- Aim -
Verbatim output of all the material below is required.

--- start Entries ---

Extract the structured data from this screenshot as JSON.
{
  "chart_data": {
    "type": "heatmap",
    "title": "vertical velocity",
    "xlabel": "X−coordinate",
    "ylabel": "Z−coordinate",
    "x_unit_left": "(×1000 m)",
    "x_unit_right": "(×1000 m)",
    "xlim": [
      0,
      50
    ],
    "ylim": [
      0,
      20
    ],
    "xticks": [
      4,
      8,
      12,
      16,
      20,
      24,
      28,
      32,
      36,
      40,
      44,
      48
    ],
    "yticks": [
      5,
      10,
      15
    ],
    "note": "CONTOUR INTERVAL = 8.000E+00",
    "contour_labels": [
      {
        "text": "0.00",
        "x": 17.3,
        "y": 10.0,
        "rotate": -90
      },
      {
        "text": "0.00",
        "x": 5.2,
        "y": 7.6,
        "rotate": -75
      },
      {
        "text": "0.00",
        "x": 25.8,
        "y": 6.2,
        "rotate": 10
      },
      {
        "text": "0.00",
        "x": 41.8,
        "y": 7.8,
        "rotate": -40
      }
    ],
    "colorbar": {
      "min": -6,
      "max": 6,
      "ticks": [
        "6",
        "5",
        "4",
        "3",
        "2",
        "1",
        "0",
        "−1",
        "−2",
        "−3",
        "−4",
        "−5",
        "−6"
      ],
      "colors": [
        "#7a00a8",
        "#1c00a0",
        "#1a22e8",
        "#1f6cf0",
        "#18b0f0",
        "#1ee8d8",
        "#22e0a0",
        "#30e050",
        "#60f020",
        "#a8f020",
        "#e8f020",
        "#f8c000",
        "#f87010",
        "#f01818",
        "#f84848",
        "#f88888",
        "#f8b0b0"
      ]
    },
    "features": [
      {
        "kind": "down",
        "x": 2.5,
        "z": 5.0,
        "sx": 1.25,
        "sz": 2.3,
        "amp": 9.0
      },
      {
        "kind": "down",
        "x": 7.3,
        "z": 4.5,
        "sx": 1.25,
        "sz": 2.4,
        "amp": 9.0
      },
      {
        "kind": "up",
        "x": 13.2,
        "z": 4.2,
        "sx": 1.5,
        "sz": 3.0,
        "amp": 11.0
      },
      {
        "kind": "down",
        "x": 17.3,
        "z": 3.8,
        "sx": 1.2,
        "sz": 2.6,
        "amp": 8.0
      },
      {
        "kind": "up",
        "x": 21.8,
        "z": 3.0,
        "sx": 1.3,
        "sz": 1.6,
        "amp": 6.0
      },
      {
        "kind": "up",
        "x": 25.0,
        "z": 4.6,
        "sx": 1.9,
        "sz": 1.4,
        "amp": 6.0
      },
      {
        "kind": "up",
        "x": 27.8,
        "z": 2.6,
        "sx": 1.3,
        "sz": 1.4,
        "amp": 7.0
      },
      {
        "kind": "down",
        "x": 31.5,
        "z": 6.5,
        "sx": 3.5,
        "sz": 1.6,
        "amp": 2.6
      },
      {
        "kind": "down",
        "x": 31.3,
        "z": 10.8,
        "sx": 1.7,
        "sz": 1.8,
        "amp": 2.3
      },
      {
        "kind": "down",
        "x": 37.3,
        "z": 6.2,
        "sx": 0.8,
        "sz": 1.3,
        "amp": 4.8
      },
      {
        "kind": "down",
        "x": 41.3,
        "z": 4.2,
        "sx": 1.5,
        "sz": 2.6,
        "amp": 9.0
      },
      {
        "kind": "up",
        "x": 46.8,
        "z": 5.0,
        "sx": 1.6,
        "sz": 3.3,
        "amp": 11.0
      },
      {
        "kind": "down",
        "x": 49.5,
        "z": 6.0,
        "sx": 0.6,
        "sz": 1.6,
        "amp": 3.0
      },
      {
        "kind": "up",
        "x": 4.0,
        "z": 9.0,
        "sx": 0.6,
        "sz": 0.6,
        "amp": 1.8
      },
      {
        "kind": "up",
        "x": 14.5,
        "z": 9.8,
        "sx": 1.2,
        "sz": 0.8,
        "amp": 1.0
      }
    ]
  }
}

--- end Entries ---

- Exercise result -
Extract the structured data from this screenshot as JSON.
{
  "chart_data": {
    "type": "heatmap",
    "title": "vertical velocity",
    "xlabel": "X−coordinate",
    "ylabel": "Z−coordinate",
    "x_unit_left": "(×1000 m)",
    "x_unit_right": "(×1000 m)",
    "xlim": [
      0,
      50
    ],
    "ylim": [
      0,
      20
    ],
    "xticks": [
      4,
      8,
      12,
      16,
      20,
      24,
      28,
      32,
      36,
      40,
      44,
      48
    ],
    "yticks": [
      5,
      10,
      15
    ],
    "note": "CONTOUR INTERVAL = 8.000E+00",
    "contour_labels": [
      {
        "text": "0.00",
        "x": 17.3,
        "y": 10.0,
        "rotate": -90
      },
      {
        "text": "0.00",
        "x": 5.2,
        "y": 7.6,
        "rotate": -75
      },
      {
        "text": "0.00",
        "x": 25.8,
        "y": 6.2,
        "rotate": 10
      },
      {
        "text": "0.00",
        "x": 41.8,
        "y": 7.8,
        "rotate": -40
      }
    ],
    "colorbar": {
      "min": -6,
      "max": 6,
      "ticks": [
        "6",
        "5",
        "4",
        "3",
        "2",
        "1",
        "0",
        "−1",
        "−2",
        "−3",
        "−4",
        "−5",
        "−6"
      ],
      "colors": [
        "#7a00a8",
        "#1c00a0",
        "#1a22e8",
        "#1f6cf0",
        "#18b0f0",
        "#1ee8d8",
        "#22e0a0",
        "#30e050",
        "#60f020",
        "#a8f020",
        "#e8f020",
        "#f8c000",
        "#f87010",
        "#f01818",
        "#f84848",
        "#f88888",
        "#f8b0b0"
      ]
    },
    "features": [
      {
        "kind": "down",
        "x": 2.5,
        "z": 5.0,
        "sx": 1.25,
        "sz": 2.3,
        "amp": 9.0
      },
      {
        "kind": "down",
        "x": 7.3,
        "z": 4.5,
        "sx": 1.25,
        "sz": 2.4,
        "amp": 9.0
      },
      {
        "kind": "up",
        "x": 13.2,
        "z": 4.2,
        "sx": 1.5,
        "sz": 3.0,
        "amp": 11.0
      },
      {
        "kind": "down",
        "x": 17.3,
        "z": 3.8,
        "sx": 1.2,
        "sz": 2.6,
        "amp": 8.0
      },
      {
        "kind": "up",
        "x": 21.8,
        "z": 3.0,
        "sx": 1.3,
        "sz": 1.6,
        "amp": 6.0
      },
      {
        "kind": "up",
        "x": 25.0,
        "z": 4.6,
        "sx": 1.9,
        "sz": 1.4,
        "amp": 6.0
      },
      {
        "kind": "up",
        "x": 27.8,
        "z": 2.6,
        "sx": 1.3,
        "sz": 1.4,
        "amp": 7.0
      },
      {
        "kind": "down",
        "x": 31.5,
        "z": 6.5,
        "sx": 3.5,
        "sz": 1.6,
        "amp": 2.6
      },
      {
        "kind": "down",
        "x": 31.3,
        "z": 10.8,
        "sx": 1.7,
        "sz": 1.8,
        "amp": 2.3
      },
      {
        "kind": "down",
        "x": 37.3,
        "z": 6.2,
        "sx": 0.8,
        "sz": 1.3,
        "amp": 4.8
      },
      {
        "kind": "down",
        "x": 41.3,
        "z": 4.2,
        "sx": 1.5,
        "sz": 2.6,
        "amp": 9.0
      },
      {
        "kind": "up",
        "x": 46.8,
        "z": 5.0,
        "sx": 1.6,
        "sz": 3.3,
        "amp": 11.0
      },
      {
        "kind": "down",
        "x": 49.5,
        "z": 6.0,
        "sx": 0.6,
        "sz": 1.6,
        "amp": 3.0
      },
      {
        "kind": "up",
        "x": 4.0,
        "z": 9.0,
        "sx": 0.6,
        "sz": 0.6,
        "amp": 1.8
      },
      {
        "kind": "up",
        "x": 14.5,
        "z": 9.8,
        "sx": 1.2,
        "sz": 0.8,
        "amp": 1.0
      }
    ]
  }
}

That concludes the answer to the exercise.